## OBJETIVOS
1. Reproduza o trecho da reportagem sobre a China na África que começa com as palavras "Autoridades e destacadas" e termina em "13 deste mês.".
2. Segundo a reportagem sobre a China na África, por que o interesse de Pequim em paz e segurança não deve surpreender? Responda em até três frases.

## TRECHO PARA LEITURA
- - -

Trabalhadores chineses diante de um hotel cinco estrelas de US$ 90 milhões no Malawi. Foto: Claire Ngozo/IPS

Bishoftu, Etiópia, 16/10/2012 – A China logo poderá estender sua participação na África a assuntos de paz e segurança, segundo funcionários, pesquisadores e acadêmicos do gigante asiático e deste continente. Não deve surpreender o interesse de Pequim, disse à IPS o diretor do Instituto de Estudos de Paz e Segurança da Etiópia, Mulugeta Gebrehiwot, organizador do segundo Fórum de Grupos de Estudo China-África. “Não há nada que não esteja vinculado à paz e à segurança, seja em matéria de colaboração em investimentos, operações econômicas ou outros assuntos. Para tudo deve haver paz e segurança, que formam o instrumento central que mantém o clima de qualquer outra interação e colaboração”, afirmou.

Autoridades e destacadas figuras acadêmicas, entre elas o vice-primeiro-ministro da Etiópia, Demeke Mekonnen, e o vice-presidente da Universidade de Assuntos Exteriores da China, professor Zhu Liqun, participaram do Fórum de Bishoftu, 45 quilômetros ao sul da capital da Etiópia, realizada nos dias 12 e 13 deste mês.

“Nossa política de não interferência na África não significa que sejamos indiferentes. Somos contra alguns países que, com a desculpa de estarem preocupados com o próximo, interferem em assuntos internos”, disse à IPS o diretor-geral do departamento de assuntos africanos do Ministério das Relações Exteriores da China, Lu Shaye. A participação chinesa consiste em apoiar as organizações e instituições regionais do continente, pontuou. “Demos fundos à União Africana (UA) e vamos fortalecer esse apoio. Vamos colaborar com a UA e outras organizações regionais para compreender melhor este assunto. Vamos acelerar a ajuda para essas entidades”, destacou.

- - -

Registros de um conjunto de dados
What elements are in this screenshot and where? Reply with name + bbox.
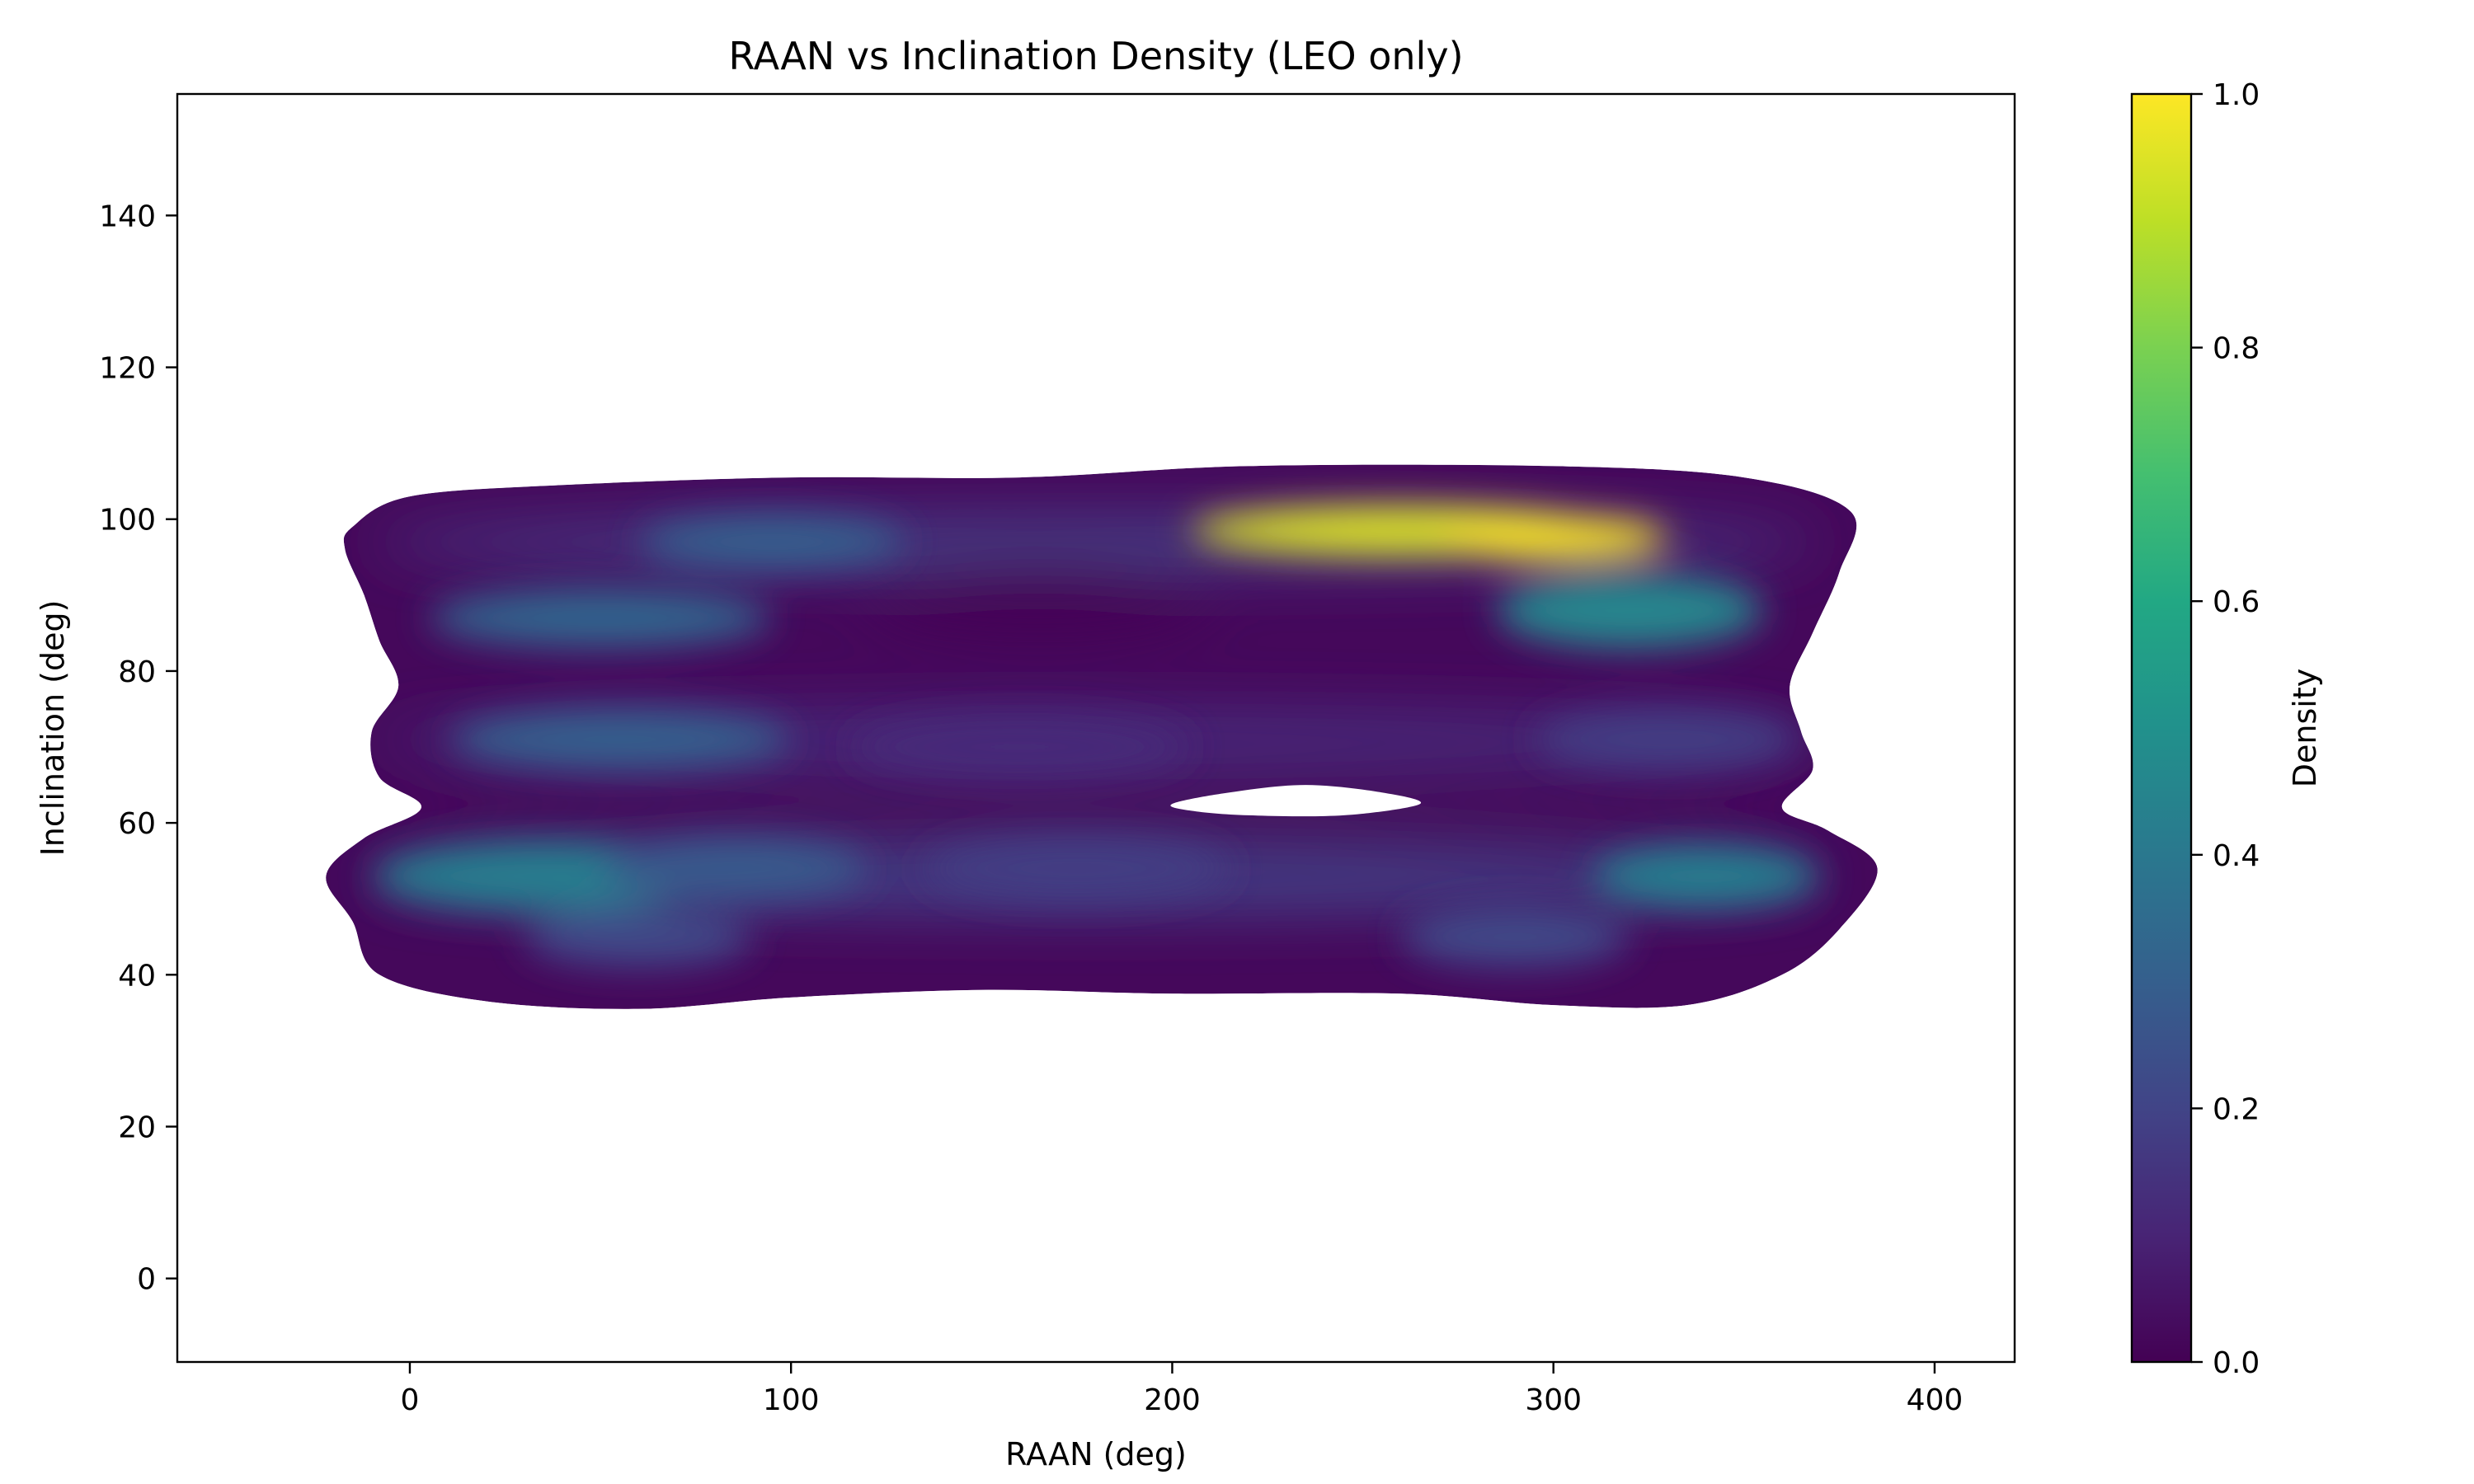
density-cluster — [524, 906, 753, 968]
density-cluster — [448, 708, 792, 770]
y-tick-label: 80 — [118, 655, 156, 689]
colorbar-tick-label: 0.0 — [2213, 1346, 2260, 1380]
colorbar: 0.0 0.2 0.4 0.6 0.8 1.0 — [2130, 78, 2260, 1380]
x-axis-label: RAAN (deg) — [1005, 1436, 1187, 1472]
density-cluster — [924, 838, 1230, 899]
density-cluster — [1496, 572, 1763, 649]
x-axis: 0 100 200 300 400 — [401, 1362, 1964, 1417]
y-tick-label: 100 — [99, 504, 156, 538]
y-tick-label: 40 — [118, 959, 156, 993]
y-tick-label: 60 — [118, 807, 156, 841]
y-tick-label: 120 — [99, 352, 156, 386]
y-tick-label: 140 — [99, 200, 156, 233]
y-tick-label: 20 — [118, 1111, 156, 1145]
density-cluster — [429, 587, 773, 649]
density-cluster — [1400, 906, 1630, 968]
colorbar-tick-label: 0.2 — [2213, 1092, 2260, 1126]
y-tick-label: 0 — [137, 1263, 156, 1297]
y-axis-label: Inclination (deg) — [35, 600, 71, 857]
x-tick-label: 300 — [1525, 1383, 1582, 1417]
density-cluster — [1534, 708, 1802, 770]
colorbar-tick-label: 0.8 — [2213, 332, 2260, 366]
density-cluster — [600, 838, 868, 899]
x-tick-label: 100 — [763, 1383, 820, 1417]
y-axis: 0 20 40 60 80 100 120 140 — [99, 200, 177, 1297]
x-tick-label: 0 — [401, 1383, 420, 1417]
colorbar-tick-label: 0.4 — [2213, 839, 2260, 873]
density-cluster — [1439, 516, 1668, 560]
chart-title: RAAN vs Inclination Density (LEO only) — [728, 34, 1463, 78]
density-field — [326, 464, 1878, 1009]
density-cluster — [848, 716, 1192, 777]
plot-area — [176, 92, 2016, 1364]
colorbar-tick-label: 1.0 — [2213, 78, 2260, 112]
colorbar-label: Density — [2287, 669, 2323, 787]
colorbar-tick-label: 0.6 — [2213, 585, 2260, 619]
density-hole — [1170, 785, 1422, 817]
x-tick-label: 200 — [1144, 1383, 1201, 1417]
x-tick-label: 400 — [1907, 1383, 1964, 1417]
density-trough — [409, 792, 1783, 831]
plot-frame — [176, 92, 2016, 1364]
colorbar-gradient — [2130, 92, 2193, 1364]
density-trough — [867, 564, 1211, 633]
density-cluster — [1591, 845, 1821, 907]
density-cluster — [638, 515, 905, 569]
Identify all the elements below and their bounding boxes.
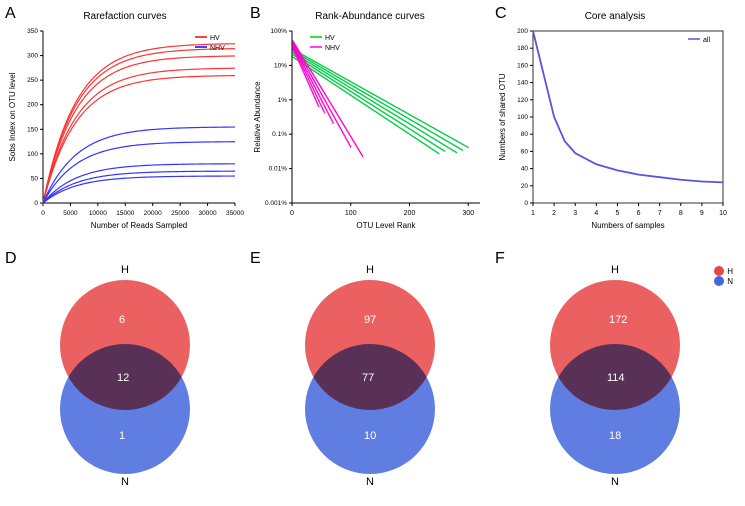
svg-text:20: 20 bbox=[521, 183, 529, 190]
svg-text:9: 9 bbox=[700, 210, 704, 217]
svg-text:40: 40 bbox=[521, 166, 529, 173]
venn-d: HN6121 bbox=[25, 262, 225, 482]
svg-text:0: 0 bbox=[290, 210, 294, 217]
panel-d: D HN6121 bbox=[5, 250, 245, 500]
panel-e: E HN977710 bbox=[250, 250, 490, 500]
svg-text:100: 100 bbox=[517, 114, 528, 121]
venn-circle-n bbox=[305, 344, 435, 474]
venn-legend-n: N bbox=[714, 276, 733, 286]
figure-container: A Rarefaction curves 0500010000150002000… bbox=[0, 0, 745, 506]
svg-text:NHV: NHV bbox=[210, 45, 225, 52]
svg-text:0.01%: 0.01% bbox=[269, 166, 288, 173]
svg-text:6: 6 bbox=[637, 210, 641, 217]
svg-text:20000: 20000 bbox=[144, 210, 162, 217]
legend-label-n: N bbox=[727, 277, 733, 286]
svg-text:300: 300 bbox=[462, 210, 474, 217]
svg-text:0: 0 bbox=[524, 200, 528, 207]
svg-text:all: all bbox=[703, 37, 710, 44]
venn-f: HN17211418 bbox=[515, 262, 715, 482]
svg-text:3: 3 bbox=[573, 210, 577, 217]
svg-text:7: 7 bbox=[658, 210, 662, 217]
svg-text:Numbers of samples: Numbers of samples bbox=[591, 221, 664, 230]
svg-text:250: 250 bbox=[27, 77, 38, 84]
venn-legend: H N bbox=[714, 266, 733, 286]
svg-text:140: 140 bbox=[517, 80, 528, 87]
svg-text:350: 350 bbox=[27, 28, 38, 35]
svg-text:0: 0 bbox=[34, 200, 38, 207]
svg-text:Relative Abundance: Relative Abundance bbox=[253, 81, 262, 153]
svg-text:0.1%: 0.1% bbox=[272, 131, 287, 138]
svg-text:10000: 10000 bbox=[89, 210, 107, 217]
svg-text:15000: 15000 bbox=[116, 210, 134, 217]
venn-e: HN977710 bbox=[270, 262, 470, 482]
svg-text:1: 1 bbox=[531, 210, 535, 217]
svg-text:NHV: NHV bbox=[325, 45, 340, 52]
svg-text:200: 200 bbox=[404, 210, 416, 217]
panel-c-title: Core analysis bbox=[495, 11, 735, 22]
svg-text:Sobs Index on OTU level: Sobs Index on OTU level bbox=[8, 72, 17, 161]
svg-text:200: 200 bbox=[517, 28, 528, 35]
svg-text:180: 180 bbox=[517, 45, 528, 52]
core-analysis-chart: 12345678910020406080100120140160180200Nu… bbox=[495, 23, 735, 233]
panel-b: B Rank-Abundance curves 01002003000.001%… bbox=[250, 5, 490, 235]
panel-f: F HN17211418 H N bbox=[495, 250, 735, 500]
svg-text:1%: 1% bbox=[278, 97, 288, 104]
svg-text:120: 120 bbox=[517, 97, 528, 104]
svg-text:Numbers of shared OTU: Numbers of shared OTU bbox=[498, 73, 507, 160]
svg-text:60: 60 bbox=[521, 148, 529, 155]
svg-text:100%: 100% bbox=[270, 28, 287, 35]
svg-text:5000: 5000 bbox=[63, 210, 78, 217]
svg-text:5: 5 bbox=[615, 210, 619, 217]
svg-text:25000: 25000 bbox=[171, 210, 189, 217]
svg-text:0.001%: 0.001% bbox=[265, 200, 287, 207]
svg-text:100: 100 bbox=[27, 151, 38, 158]
panel-e-label: E bbox=[250, 250, 261, 268]
svg-text:200: 200 bbox=[27, 102, 38, 109]
svg-text:160: 160 bbox=[517, 62, 528, 69]
svg-text:HV: HV bbox=[210, 35, 220, 42]
svg-text:0: 0 bbox=[41, 210, 45, 217]
svg-text:Number of Reads Sampled: Number of Reads Sampled bbox=[91, 221, 188, 230]
panel-c: C Core analysis 123456789100204060801001… bbox=[495, 5, 735, 235]
svg-text:8: 8 bbox=[679, 210, 683, 217]
svg-text:35000: 35000 bbox=[226, 210, 244, 217]
venn-circle-n bbox=[550, 344, 680, 474]
panel-a: A Rarefaction curves 0500010000150002000… bbox=[5, 5, 245, 235]
svg-text:HV: HV bbox=[325, 35, 335, 42]
legend-dot-n bbox=[714, 276, 724, 286]
svg-text:10: 10 bbox=[719, 210, 727, 217]
svg-text:80: 80 bbox=[521, 131, 529, 138]
svg-text:150: 150 bbox=[27, 126, 38, 133]
venn-circle-n bbox=[60, 344, 190, 474]
svg-text:100: 100 bbox=[345, 210, 357, 217]
rank-abundance-chart: 0 100 200 300 0.001% 0.01% 0.1% 1% 10% 100% OTU Le… bbox=[250, 23, 490, 233]
panel-f-label: F bbox=[495, 250, 505, 268]
panel-d-label: D bbox=[5, 250, 17, 268]
legend-dot-h bbox=[714, 266, 724, 276]
svg-text:50: 50 bbox=[31, 175, 39, 182]
venn-legend-h: H bbox=[714, 266, 733, 276]
panel-a-title: Rarefaction curves bbox=[5, 11, 245, 22]
panel-b-title: Rank-Abundance curves bbox=[250, 11, 490, 22]
svg-text:300: 300 bbox=[27, 53, 38, 60]
legend-label-h: H bbox=[727, 267, 733, 276]
svg-text:OTU Level Rank: OTU Level Rank bbox=[356, 221, 416, 230]
svg-text:4: 4 bbox=[594, 210, 598, 217]
svg-text:10%: 10% bbox=[274, 62, 287, 69]
svg-text:30000: 30000 bbox=[199, 210, 217, 217]
svg-text:2: 2 bbox=[552, 210, 556, 217]
rarefaction-chart: 0 5000 10000 15000 20000 25000 30000 35000 0 50 10… bbox=[5, 23, 245, 233]
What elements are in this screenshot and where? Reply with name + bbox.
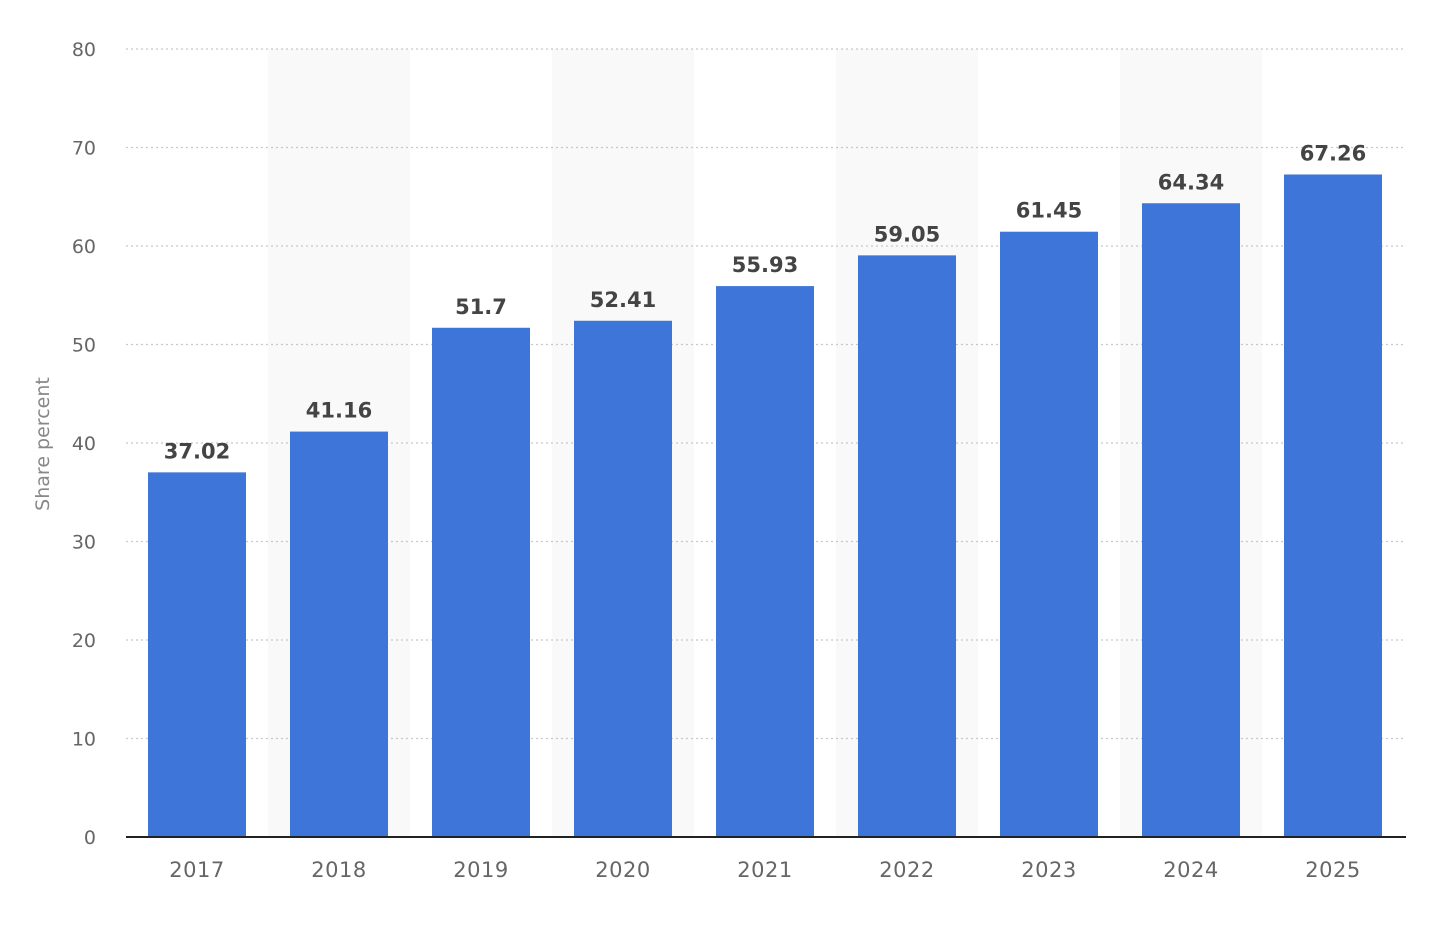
x-tick-label-2021: 2021 [737, 858, 792, 882]
value-label-2024: 64.34 [1158, 170, 1224, 194]
bar-2021 [716, 286, 814, 838]
bar-2023 [1000, 231, 1098, 837]
value-label-2018: 41.16 [306, 399, 372, 423]
x-tick-label-2023: 2023 [1021, 858, 1076, 882]
x-axis-ticks: 2017 2018 2019 2020 2021 2022 2023 2024 2025 [169, 858, 1360, 882]
value-label-2023: 61.45 [1016, 199, 1082, 223]
x-tick-label-2018: 2018 [311, 858, 366, 882]
value-label-2021: 55.93 [732, 253, 798, 277]
value-labels: 37.02 41.16 51.7 52.41 55.93 59.05 61.45 64.34 6… [164, 141, 1366, 463]
value-label-2017: 37.02 [164, 439, 230, 463]
value-label-2022: 59.05 [874, 222, 940, 246]
value-label-2019: 51.7 [455, 295, 507, 319]
y-tick-label: 10 [72, 729, 96, 751]
y-tick-label: 20 [72, 630, 96, 652]
y-axis-label: Share percent [32, 377, 54, 511]
y-tick-label: 80 [72, 39, 96, 61]
y-tick-label: 70 [72, 138, 96, 160]
bar-2024 [1142, 203, 1240, 838]
bar-2025 [1284, 174, 1382, 837]
y-tick-label: 40 [72, 433, 96, 455]
y-tick-label: 60 [72, 236, 96, 258]
x-tick-label-2024: 2024 [1163, 858, 1218, 882]
x-tick-label-2017: 2017 [169, 858, 224, 882]
x-tick-label-2019: 2019 [453, 858, 508, 882]
value-label-2020: 52.41 [590, 288, 656, 312]
y-tick-label: 50 [72, 335, 96, 357]
x-tick-label-2022: 2022 [879, 858, 934, 882]
y-axis-ticks: 0 10 20 30 40 50 60 70 80 [72, 39, 96, 849]
bar-2018 [290, 431, 388, 837]
x-tick-label-2025: 2025 [1305, 858, 1360, 882]
x-tick-label-2020: 2020 [595, 858, 650, 882]
y-tick-label: 0 [84, 827, 96, 849]
bar-2020 [574, 320, 672, 838]
bars [148, 174, 1382, 838]
y-tick-label: 30 [72, 532, 96, 554]
bar-2022 [858, 255, 956, 838]
bar-2019 [432, 327, 530, 837]
value-label-2025: 67.26 [1300, 141, 1366, 165]
bar-2017 [148, 472, 246, 837]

- - -

## LISTA DE SOLUÇÕES
1.
Autoridades e destacadas figuras acadêmicas, entre elas o vice-primeiro-ministro da Etiópia, Demeke Mekonnen, e o vice-presidente da Universidade de Assuntos Exteriores da China, professor Zhu Liqun, participaram do Fórum de Bishoftu, 45 quilômetros ao sul da capital da Etiópia, realizada nos dias 12 e 13 deste mês.

2. Segundo Mulugeta Gebrehiwot, o interesse não deve surpreender porque nada deixa de estar vinculado à paz e à segurança, seja a colaboração em investimentos, sejam as operações econômicas ou outros assuntos. Paz e segurança formam o instrumento central que mantém o clima de qualquer outra interação e colaboração.